** Begin RECORDS FOR THIS EXERCISE **

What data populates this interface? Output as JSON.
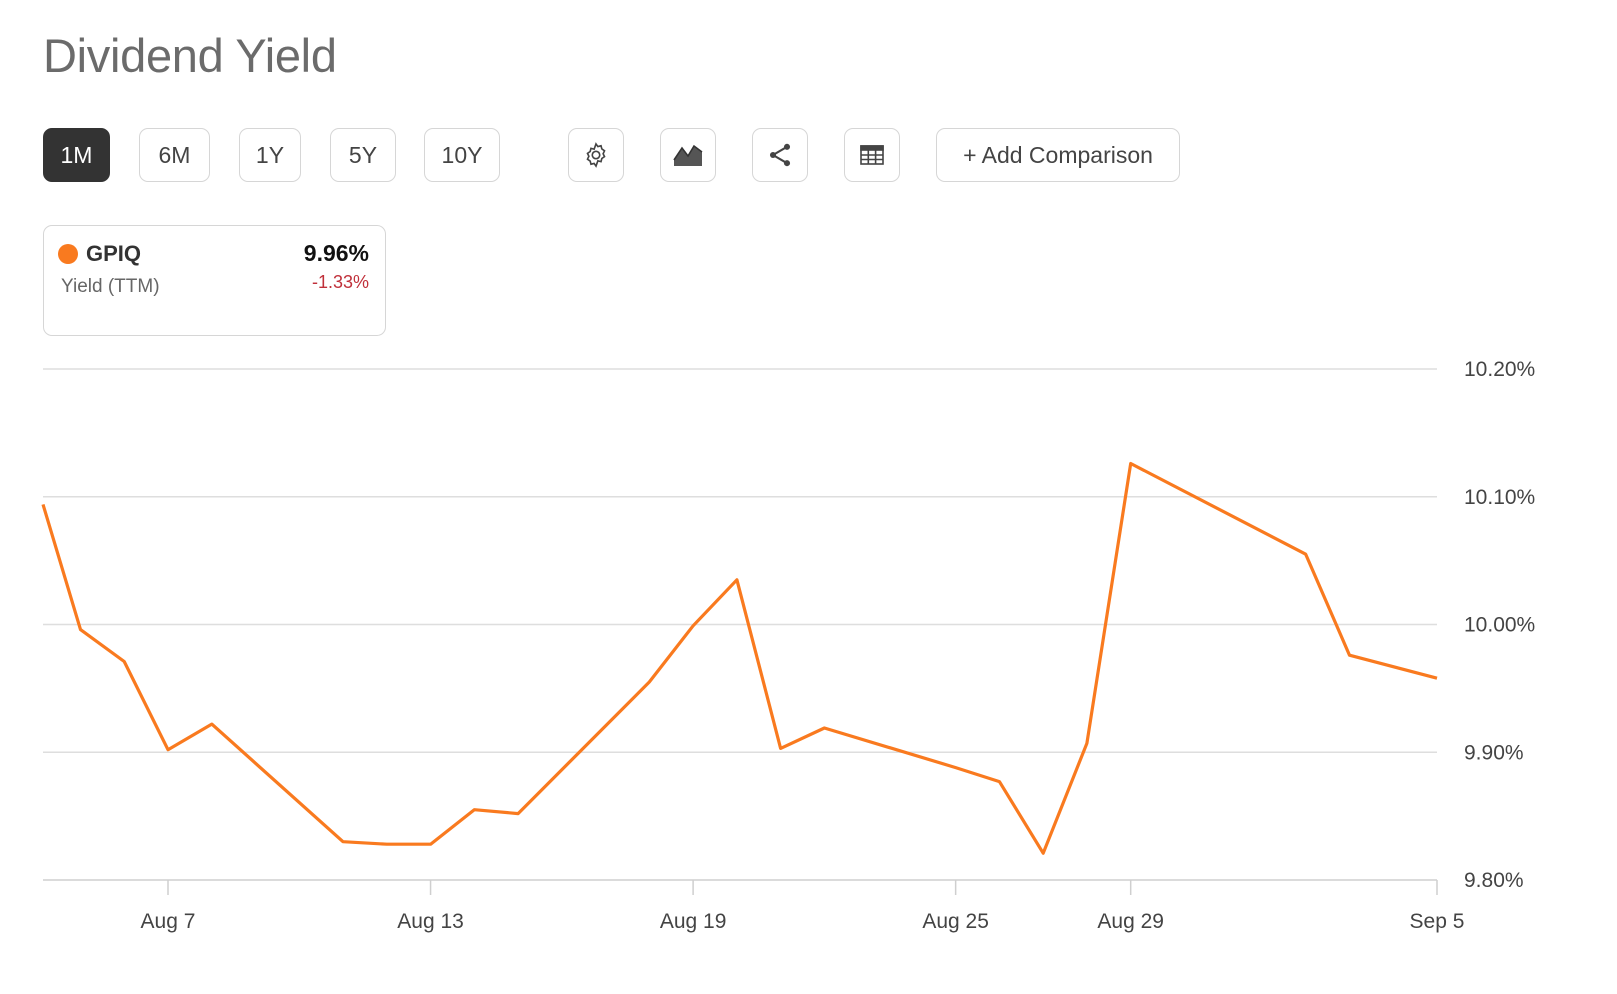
{
  "title": "Dividend Yield",
  "toolbar": {
    "ranges": [
      "1M",
      "6M",
      "1Y",
      "5Y",
      "10Y"
    ],
    "active_range": "1M",
    "icons": [
      "gear-icon",
      "chart-type-icon",
      "share-icon",
      "table-icon"
    ],
    "add_comparison_label": "+ Add Comparison"
  },
  "legend": {
    "ticker": "GPIQ",
    "subtitle": "Yield (TTM)",
    "value": "9.96%",
    "change": "-1.33%",
    "color": "#f97a1f",
    "change_color": "#c0303a"
  },
  "chart_data": {
    "type": "line",
    "title": "",
    "xlabel": "",
    "ylabel": "",
    "ylim": [
      9.8,
      10.2
    ],
    "yticks": [
      "10.20%",
      "10.10%",
      "10.00%",
      "9.90%",
      "9.80%"
    ],
    "xtick_labels": [
      "Aug 7",
      "Aug 13",
      "Aug 19",
      "Aug 25",
      "Aug 29",
      "Sep 5"
    ],
    "grid": true,
    "series": [
      {
        "name": "GPIQ",
        "color": "#f97a1f",
        "points": [
          [
            "2025-08-04",
            10.094
          ],
          [
            "2025-08-05",
            9.996
          ],
          [
            "2025-08-06",
            9.971
          ],
          [
            "2025-08-07",
            9.902
          ],
          [
            "2025-08-08",
            9.922
          ],
          [
            "2025-08-11",
            9.83
          ],
          [
            "2025-08-12",
            9.828
          ],
          [
            "2025-08-13",
            9.828
          ],
          [
            "2025-08-14",
            9.855
          ],
          [
            "2025-08-15",
            9.852
          ],
          [
            "2025-08-18",
            9.955
          ],
          [
            "2025-08-19",
            9.999
          ],
          [
            "2025-08-20",
            10.035
          ],
          [
            "2025-08-21",
            9.903
          ],
          [
            "2025-08-22",
            9.919
          ],
          [
            "2025-08-25",
            9.888
          ],
          [
            "2025-08-26",
            9.877
          ],
          [
            "2025-08-27",
            9.821
          ],
          [
            "2025-08-28",
            9.907
          ],
          [
            "2025-08-29",
            10.126
          ],
          [
            "2025-09-02",
            10.055
          ],
          [
            "2025-09-03",
            9.976
          ],
          [
            "2025-09-04",
            9.958
          ]
        ]
      }
    ]
  }
}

** End RECORDS FOR THIS EXERCISE **

All the records need to be repeated exactly, with the images dropped.

What data populates this interface? Output as JSON.
{
  "title": "Dividend Yield",
  "toolbar": {
    "ranges": [
      "1M",
      "6M",
      "1Y",
      "5Y",
      "10Y"
    ],
    "active_range": "1M",
    "icons": [
      "gear-icon",
      "chart-type-icon",
      "share-icon",
      "table-icon"
    ],
    "add_comparison_label": "+ Add Comparison"
  },
  "legend": {
    "ticker": "GPIQ",
    "subtitle": "Yield (TTM)",
    "value": "9.96%",
    "change": "-1.33%",
    "color": "#f97a1f",
    "change_color": "#c0303a"
  },
  "chart_data": {
    "type": "line",
    "title": "",
    "xlabel": "",
    "ylabel": "",
    "ylim": [
      9.8,
      10.2
    ],
    "yticks": [
      "10.20%",
      "10.10%",
      "10.00%",
      "9.90%",
      "9.80%"
    ],
    "xtick_labels": [
      "Aug 7",
      "Aug 13",
      "Aug 19",
      "Aug 25",
      "Aug 29",
      "Sep 5"
    ],
    "grid": true,
    "series": [
      {
        "name": "GPIQ",
        "color": "#f97a1f",
        "points": [
          [
            "2025-08-04",
            10.094
          ],
          [
            "2025-08-05",
            9.996
          ],
          [
            "2025-08-06",
            9.971
          ],
          [
            "2025-08-07",
            9.902
          ],
          [
            "2025-08-08",
            9.922
          ],
          [
            "2025-08-11",
            9.83
          ],
          [
            "2025-08-12",
            9.828
          ],
          [
            "2025-08-13",
            9.828
          ],
          [
            "2025-08-14",
            9.855
          ],
          [
            "2025-08-15",
            9.852
          ],
          [
            "2025-08-18",
            9.955
          ],
          [
            "2025-08-19",
            9.999
          ],
          [
            "2025-08-20",
            10.035
          ],
          [
            "2025-08-21",
            9.903
          ],
          [
            "2025-08-22",
            9.919
          ],
          [
            "2025-08-25",
            9.888
          ],
          [
            "2025-08-26",
            9.877
          ],
          [
            "2025-08-27",
            9.821
          ],
          [
            "2025-08-28",
            9.907
          ],
          [
            "2025-08-29",
            10.126
          ],
          [
            "2025-09-02",
            10.055
          ],
          [
            "2025-09-03",
            9.976
          ],
          [
            "2025-09-04",
            9.958
          ]
        ]
      }
    ]
  }
}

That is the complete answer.